• **Given task**
Arrange the lines below as a numbered list, from the line containing "cell-name: 快递登记 bbox=[419, 481, 518, 506]" through the line containing "row-checkbox[interactable] bbox=[176, 308, 189, 322]", inclusive, and leave out any blank lines.
▬▬▬
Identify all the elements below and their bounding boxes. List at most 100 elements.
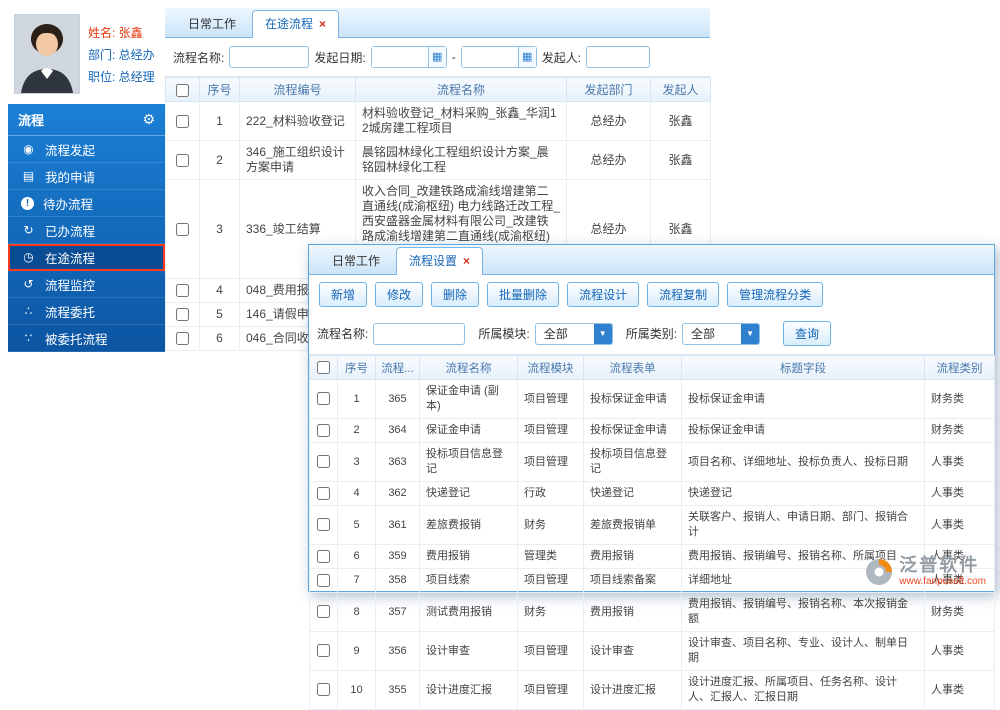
cell-name: 快递登记 bbox=[419, 481, 518, 506]
row-checkbox[interactable] bbox=[317, 486, 330, 500]
sidebar-item-completed-processes[interactable]: ↻ 已办流程 bbox=[8, 217, 165, 244]
cell-no: 7 bbox=[337, 568, 376, 593]
row-checkbox[interactable] bbox=[176, 308, 189, 322]
row-checkbox[interactable] bbox=[317, 605, 330, 619]
process-name-input-2[interactable] bbox=[373, 322, 466, 345]
profile-name: 姓名: 张鑫 bbox=[88, 26, 143, 40]
sidebar-item-pending-processes[interactable]: ! 待办流程 bbox=[8, 190, 165, 217]
col-no[interactable]: 序号 bbox=[337, 355, 376, 380]
row-checkbox[interactable] bbox=[176, 114, 189, 128]
sidebar-item-delegated-processes[interactable]: ∵ 被委托流程 bbox=[8, 325, 165, 352]
select-all-checkbox[interactable] bbox=[176, 83, 189, 97]
select-all-checkbox-2[interactable] bbox=[317, 361, 330, 374]
col-name[interactable]: 流程名称 bbox=[355, 77, 567, 102]
sidebar-item-process-initiate[interactable]: ◉ 流程发起 bbox=[8, 136, 165, 163]
refresh-icon: ↻ bbox=[23, 223, 34, 237]
batch-delete-button[interactable]: 批量删除 bbox=[487, 282, 560, 307]
sidebar-item-in-transit-processes[interactable]: ◷ 在途流程 bbox=[8, 244, 165, 271]
calendar-from-icon[interactable]: ▦ bbox=[427, 47, 446, 67]
win1-tabbar: 日常工作 在途流程 × bbox=[165, 8, 710, 38]
col-code[interactable]: 流程编号 bbox=[239, 77, 356, 102]
gear-icon[interactable]: ⚙ bbox=[142, 111, 155, 128]
tab-daily-work-2[interactable]: 日常工作 bbox=[319, 247, 393, 274]
col-module[interactable]: 流程模块 bbox=[517, 355, 584, 380]
row-checkbox[interactable] bbox=[317, 423, 330, 437]
cell-category: 人事类 bbox=[924, 631, 995, 671]
col-form[interactable]: 流程表单 bbox=[583, 355, 682, 380]
table-row[interactable]: 3 363 投标项目信息登记 项目管理 投标项目信息登记 项目名称、详细地址、投… bbox=[309, 442, 995, 482]
process-name-input[interactable] bbox=[229, 46, 310, 68]
module-label: 所属模块: bbox=[478, 327, 530, 341]
table-row[interactable]: 1 222_材料验收登记 材料验收登记_材料采购_张鑫_华润12城房建工程项目 … bbox=[165, 101, 711, 141]
row-checkbox[interactable] bbox=[317, 644, 330, 658]
sidebar-item-process-monitoring[interactable]: ↺ 流程监控 bbox=[8, 271, 165, 298]
table-row[interactable]: 4 362 快递登记 行政 快递登记 快递登记 人事类 bbox=[309, 481, 995, 506]
table-row[interactable]: 2 346_施工组织设计方案申请 晨铭园林绿化工程组织设计方案_晨铭园林绿化工程… bbox=[165, 140, 711, 180]
start-date-to-input[interactable] bbox=[461, 47, 518, 67]
chevron-down-icon[interactable]: ▼ bbox=[741, 323, 760, 344]
sidebar-header: 流程 ⚙ bbox=[8, 104, 165, 136]
initiator-input[interactable] bbox=[586, 46, 651, 68]
row-checkbox[interactable] bbox=[176, 332, 189, 346]
cell-form: 费用报销 bbox=[583, 544, 682, 569]
close-tab-icon[interactable]: × bbox=[319, 17, 326, 31]
win2-toolbar: 新增 修改 删除 批量删除 流程设计 流程复制 管理流程分类 bbox=[309, 275, 994, 313]
tab-process-settings[interactable]: 流程设置 × bbox=[396, 247, 484, 275]
table-row[interactable]: 5 361 差旅费报销 财务 差旅费报销单 关联客户、报销人、申请日期、部门、报… bbox=[309, 505, 995, 545]
row-checkbox[interactable] bbox=[176, 284, 189, 298]
sidebar-title: 流程 bbox=[18, 113, 45, 128]
table-row[interactable]: 1 365 保证金申请 (副本) 项目管理 投标保证金申请 投标保证金申请 财务… bbox=[309, 379, 995, 419]
add-button[interactable]: 新增 bbox=[319, 282, 368, 307]
sidebar-item-label: 在途流程 bbox=[45, 251, 96, 266]
col-category[interactable]: 流程类别 bbox=[924, 355, 995, 380]
table-row[interactable]: 9 356 设计审查 项目管理 设计审查 设计审查、项目名称、专业、设计人、制单… bbox=[309, 631, 995, 671]
category-select[interactable]: 全部 ▼ bbox=[682, 322, 761, 345]
col-id[interactable]: 流程... bbox=[375, 355, 420, 380]
process-settings-table: 序号 流程... 流程名称 流程模块 流程表单 标题字段 流程类别 1 365 … bbox=[309, 355, 995, 710]
col-initiator[interactable]: 发起人 bbox=[650, 77, 711, 102]
row-checkbox[interactable] bbox=[317, 455, 330, 469]
row-checkbox[interactable] bbox=[176, 153, 189, 167]
col-name[interactable]: 流程名称 bbox=[419, 355, 518, 380]
row-checkbox[interactable] bbox=[317, 549, 330, 563]
col-no[interactable]: 序号 bbox=[199, 77, 240, 102]
process-copy-button[interactable]: 流程复制 bbox=[647, 282, 720, 307]
sidebar-item-my-applications[interactable]: ▤ 我的申请 bbox=[8, 163, 165, 190]
cell-category: 人事类 bbox=[924, 481, 995, 506]
edit-button[interactable]: 修改 bbox=[375, 282, 424, 307]
sidebar-item-process-delegation[interactable]: ∴ 流程委托 bbox=[8, 298, 165, 325]
table-row[interactable]: 2 364 保证金申请 项目管理 投标保证金申请 投标保证金申请 财务类 bbox=[309, 418, 995, 443]
process-name-label: 流程名称: bbox=[173, 50, 225, 65]
sidebar-item-label: 流程委托 bbox=[45, 305, 96, 320]
cell-form: 投标保证金申请 bbox=[583, 379, 682, 419]
delete-button[interactable]: 删除 bbox=[431, 282, 480, 307]
tab-in-transit[interactable]: 在途流程 × bbox=[252, 10, 340, 38]
close-tab-icon[interactable]: × bbox=[463, 254, 470, 268]
tab-label: 在途流程 bbox=[265, 17, 314, 31]
tab-daily-work-1[interactable]: 日常工作 bbox=[175, 10, 249, 37]
cell-module: 项目管理 bbox=[517, 379, 584, 419]
col-title-field[interactable]: 标题字段 bbox=[681, 355, 925, 380]
win1-filterbar: 流程名称: 发起日期: ▦ - ▦ 发起人: bbox=[165, 38, 710, 77]
cell-name: 设计进度汇报 bbox=[419, 670, 518, 710]
manage-category-button[interactable]: 管理流程分类 bbox=[727, 282, 824, 307]
brand-watermark: 泛普软件 www.fanpusoft.com bbox=[865, 555, 986, 587]
row-checkbox[interactable] bbox=[317, 683, 330, 697]
search-button[interactable]: 查询 bbox=[783, 321, 832, 346]
table-row[interactable]: 10 355 设计进度汇报 项目管理 设计进度汇报 设计进度汇报、所属项目、任务… bbox=[309, 670, 995, 710]
row-checkbox[interactable] bbox=[176, 222, 189, 236]
col-dept[interactable]: 发起部门 bbox=[566, 77, 651, 102]
initiator-label: 发起人: bbox=[541, 50, 582, 65]
chevron-down-icon[interactable]: ▼ bbox=[593, 323, 612, 344]
cell-name: 设计审查 bbox=[419, 631, 518, 671]
process-design-button[interactable]: 流程设计 bbox=[567, 282, 640, 307]
table-row[interactable]: 8 357 测试费用报销 财务 费用报销 费用报销、报销编号、报销名称、本次报销… bbox=[309, 592, 995, 632]
win2-tabbar: 日常工作 流程设置 × bbox=[309, 245, 994, 275]
row-checkbox[interactable] bbox=[317, 573, 330, 587]
cell-no: 3 bbox=[199, 179, 240, 279]
start-date-from-input[interactable] bbox=[371, 47, 428, 67]
module-select[interactable]: 全部 ▼ bbox=[534, 322, 613, 345]
row-checkbox[interactable] bbox=[317, 518, 330, 532]
row-checkbox[interactable] bbox=[317, 392, 330, 406]
calendar-to-icon[interactable]: ▦ bbox=[517, 47, 536, 67]
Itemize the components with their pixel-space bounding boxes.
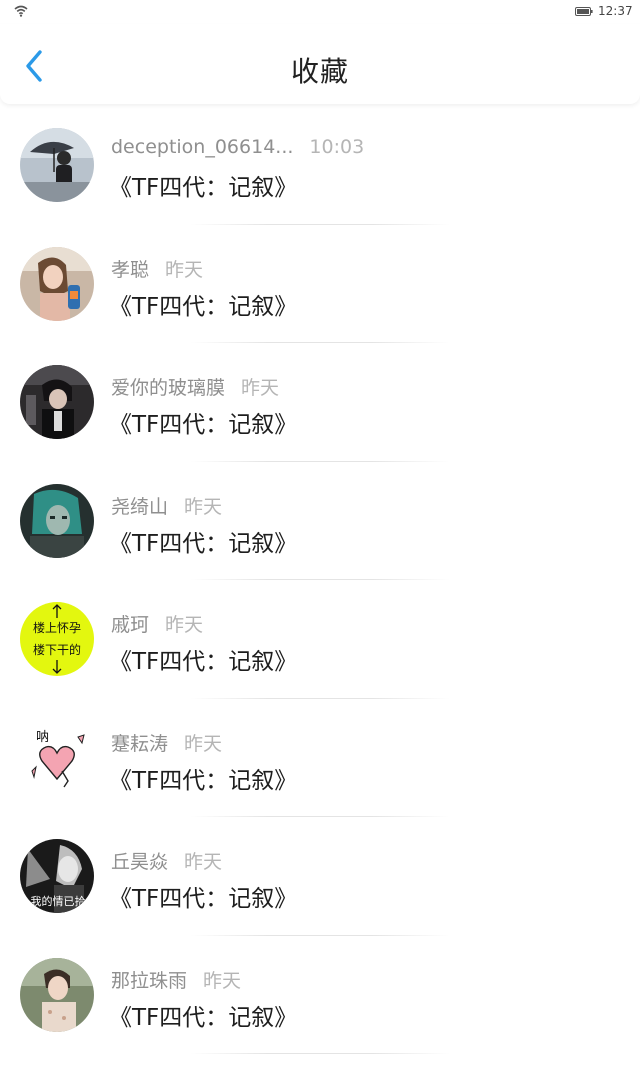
▬▬▬
• **Answer below**
1. cell-name: 快递登记 bbox=[419, 481, 518, 506]
2. row-checkbox[interactable] bbox=[317, 486, 330, 500]
3. sidebar-item-completed-processes[interactable]: ↻ 已办流程 bbox=[8, 217, 165, 244]
4. cell-no: 7 bbox=[337, 568, 376, 593]
5. row-checkbox[interactable] bbox=[176, 308, 189, 322]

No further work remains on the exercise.